Aim = Find each line containing the string "pools" and return it.

Extracted data entries

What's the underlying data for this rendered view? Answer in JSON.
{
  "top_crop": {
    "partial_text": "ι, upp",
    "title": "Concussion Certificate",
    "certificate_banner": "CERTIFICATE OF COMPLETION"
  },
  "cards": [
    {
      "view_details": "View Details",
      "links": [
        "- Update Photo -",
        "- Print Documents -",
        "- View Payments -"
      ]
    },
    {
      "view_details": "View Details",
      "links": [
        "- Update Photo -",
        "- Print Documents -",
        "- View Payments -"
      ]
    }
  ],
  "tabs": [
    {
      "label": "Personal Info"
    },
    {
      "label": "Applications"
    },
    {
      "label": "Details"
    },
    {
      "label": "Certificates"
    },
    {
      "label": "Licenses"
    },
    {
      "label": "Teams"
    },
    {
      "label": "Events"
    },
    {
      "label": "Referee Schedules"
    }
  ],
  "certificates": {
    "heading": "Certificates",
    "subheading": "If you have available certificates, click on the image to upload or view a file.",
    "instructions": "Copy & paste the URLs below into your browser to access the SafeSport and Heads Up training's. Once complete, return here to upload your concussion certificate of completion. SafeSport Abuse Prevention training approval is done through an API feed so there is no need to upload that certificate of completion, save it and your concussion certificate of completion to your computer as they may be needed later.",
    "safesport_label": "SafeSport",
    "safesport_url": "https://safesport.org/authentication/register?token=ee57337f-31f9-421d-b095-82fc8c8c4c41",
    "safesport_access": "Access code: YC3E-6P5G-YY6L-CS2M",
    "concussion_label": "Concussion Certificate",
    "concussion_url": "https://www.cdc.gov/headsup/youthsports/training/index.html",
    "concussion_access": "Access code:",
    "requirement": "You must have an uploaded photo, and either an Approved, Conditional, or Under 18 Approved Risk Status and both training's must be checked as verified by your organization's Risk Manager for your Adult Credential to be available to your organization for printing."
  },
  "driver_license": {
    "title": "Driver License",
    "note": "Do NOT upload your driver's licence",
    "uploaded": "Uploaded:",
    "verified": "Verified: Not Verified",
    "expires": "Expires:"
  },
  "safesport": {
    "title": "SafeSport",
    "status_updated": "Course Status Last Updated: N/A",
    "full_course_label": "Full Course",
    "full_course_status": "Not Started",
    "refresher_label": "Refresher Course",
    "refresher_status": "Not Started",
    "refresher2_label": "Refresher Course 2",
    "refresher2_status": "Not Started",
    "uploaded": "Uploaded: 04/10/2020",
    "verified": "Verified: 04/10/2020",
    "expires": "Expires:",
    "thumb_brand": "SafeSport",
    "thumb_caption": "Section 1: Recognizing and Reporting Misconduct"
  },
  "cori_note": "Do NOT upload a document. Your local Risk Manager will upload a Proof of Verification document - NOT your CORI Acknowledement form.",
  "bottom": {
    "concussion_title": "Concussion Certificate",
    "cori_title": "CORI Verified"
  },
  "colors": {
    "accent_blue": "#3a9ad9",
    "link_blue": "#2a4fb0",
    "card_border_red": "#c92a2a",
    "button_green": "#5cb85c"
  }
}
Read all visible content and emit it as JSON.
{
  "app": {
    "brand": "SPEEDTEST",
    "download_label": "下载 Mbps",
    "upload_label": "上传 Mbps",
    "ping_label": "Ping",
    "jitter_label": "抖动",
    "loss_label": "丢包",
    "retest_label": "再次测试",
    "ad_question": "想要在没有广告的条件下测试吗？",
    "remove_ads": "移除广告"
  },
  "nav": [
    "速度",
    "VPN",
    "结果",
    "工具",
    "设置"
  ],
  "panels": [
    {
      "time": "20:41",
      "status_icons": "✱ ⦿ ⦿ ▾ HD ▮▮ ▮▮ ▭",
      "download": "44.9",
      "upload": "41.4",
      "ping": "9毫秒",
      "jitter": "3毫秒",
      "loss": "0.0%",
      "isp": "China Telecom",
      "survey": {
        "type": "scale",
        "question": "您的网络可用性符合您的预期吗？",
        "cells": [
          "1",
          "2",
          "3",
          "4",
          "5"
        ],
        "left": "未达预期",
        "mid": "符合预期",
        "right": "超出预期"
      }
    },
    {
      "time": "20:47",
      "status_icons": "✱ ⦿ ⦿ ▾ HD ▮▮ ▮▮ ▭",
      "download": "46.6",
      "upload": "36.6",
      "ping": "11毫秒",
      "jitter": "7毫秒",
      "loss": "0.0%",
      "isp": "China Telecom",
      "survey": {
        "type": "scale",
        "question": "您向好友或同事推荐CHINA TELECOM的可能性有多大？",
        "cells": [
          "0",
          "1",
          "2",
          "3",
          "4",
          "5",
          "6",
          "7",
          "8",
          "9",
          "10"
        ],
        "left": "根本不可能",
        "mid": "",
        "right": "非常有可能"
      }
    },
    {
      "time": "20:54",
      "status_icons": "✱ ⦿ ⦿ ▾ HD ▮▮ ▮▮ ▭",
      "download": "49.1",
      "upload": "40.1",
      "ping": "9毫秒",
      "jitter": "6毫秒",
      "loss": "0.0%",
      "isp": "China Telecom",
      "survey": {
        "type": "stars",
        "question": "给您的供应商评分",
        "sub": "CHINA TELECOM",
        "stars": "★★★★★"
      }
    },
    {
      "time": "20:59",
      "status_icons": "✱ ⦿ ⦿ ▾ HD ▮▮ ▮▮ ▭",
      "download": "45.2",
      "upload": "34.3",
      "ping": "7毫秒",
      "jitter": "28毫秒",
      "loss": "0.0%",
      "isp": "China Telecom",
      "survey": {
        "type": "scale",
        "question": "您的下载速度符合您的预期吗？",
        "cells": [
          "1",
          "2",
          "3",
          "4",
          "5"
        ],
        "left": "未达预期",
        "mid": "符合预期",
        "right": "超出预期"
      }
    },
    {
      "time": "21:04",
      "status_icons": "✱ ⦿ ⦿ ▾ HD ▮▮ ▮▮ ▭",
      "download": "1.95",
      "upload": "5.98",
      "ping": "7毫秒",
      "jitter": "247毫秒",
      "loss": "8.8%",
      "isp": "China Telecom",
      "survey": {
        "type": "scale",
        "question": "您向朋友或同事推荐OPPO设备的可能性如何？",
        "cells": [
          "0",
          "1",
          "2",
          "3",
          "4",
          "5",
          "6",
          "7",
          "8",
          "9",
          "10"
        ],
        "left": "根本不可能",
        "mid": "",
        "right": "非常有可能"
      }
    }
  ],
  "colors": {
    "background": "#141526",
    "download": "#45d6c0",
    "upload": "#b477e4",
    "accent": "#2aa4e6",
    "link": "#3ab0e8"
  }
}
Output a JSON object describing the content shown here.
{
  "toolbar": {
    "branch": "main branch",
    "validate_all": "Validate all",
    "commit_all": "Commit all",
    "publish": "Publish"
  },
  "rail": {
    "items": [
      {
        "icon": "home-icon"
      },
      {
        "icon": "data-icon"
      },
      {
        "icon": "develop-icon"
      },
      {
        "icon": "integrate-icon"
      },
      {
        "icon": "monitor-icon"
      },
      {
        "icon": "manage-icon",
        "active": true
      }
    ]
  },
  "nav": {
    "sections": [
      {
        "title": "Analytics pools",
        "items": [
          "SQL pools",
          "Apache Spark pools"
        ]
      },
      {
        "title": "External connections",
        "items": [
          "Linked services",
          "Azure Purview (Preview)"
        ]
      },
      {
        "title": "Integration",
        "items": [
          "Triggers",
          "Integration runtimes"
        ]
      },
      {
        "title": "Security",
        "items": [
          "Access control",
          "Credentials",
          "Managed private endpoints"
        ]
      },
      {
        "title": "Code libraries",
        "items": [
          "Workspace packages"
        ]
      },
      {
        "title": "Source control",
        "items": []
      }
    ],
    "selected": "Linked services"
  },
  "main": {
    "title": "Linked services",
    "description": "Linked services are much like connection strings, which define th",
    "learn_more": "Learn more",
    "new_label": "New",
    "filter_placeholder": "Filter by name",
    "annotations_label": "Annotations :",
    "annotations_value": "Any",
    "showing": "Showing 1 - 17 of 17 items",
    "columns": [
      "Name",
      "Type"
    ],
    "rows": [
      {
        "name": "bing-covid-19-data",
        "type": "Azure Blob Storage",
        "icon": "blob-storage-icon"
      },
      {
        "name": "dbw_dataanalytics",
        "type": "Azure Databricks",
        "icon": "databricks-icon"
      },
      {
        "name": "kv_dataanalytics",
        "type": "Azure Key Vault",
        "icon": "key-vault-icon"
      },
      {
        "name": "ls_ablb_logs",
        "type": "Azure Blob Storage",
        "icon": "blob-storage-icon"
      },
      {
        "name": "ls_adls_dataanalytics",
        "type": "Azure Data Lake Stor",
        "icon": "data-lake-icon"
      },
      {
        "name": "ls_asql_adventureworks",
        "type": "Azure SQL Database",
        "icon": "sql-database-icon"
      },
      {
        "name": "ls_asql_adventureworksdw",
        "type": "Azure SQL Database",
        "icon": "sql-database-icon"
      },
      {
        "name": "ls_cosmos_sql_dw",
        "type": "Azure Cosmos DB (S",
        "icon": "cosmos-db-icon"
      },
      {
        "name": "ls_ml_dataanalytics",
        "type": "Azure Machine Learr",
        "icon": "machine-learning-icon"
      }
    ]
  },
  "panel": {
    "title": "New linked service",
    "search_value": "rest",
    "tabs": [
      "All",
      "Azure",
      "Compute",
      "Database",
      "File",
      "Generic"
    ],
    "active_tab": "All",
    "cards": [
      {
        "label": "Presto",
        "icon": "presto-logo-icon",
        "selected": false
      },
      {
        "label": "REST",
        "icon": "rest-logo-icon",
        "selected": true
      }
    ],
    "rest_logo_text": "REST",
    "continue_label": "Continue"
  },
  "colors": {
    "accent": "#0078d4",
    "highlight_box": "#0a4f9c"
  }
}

Result for this task =
        "title": "Analytics pools",
          "SQL pools",
          "Apache Spark pools"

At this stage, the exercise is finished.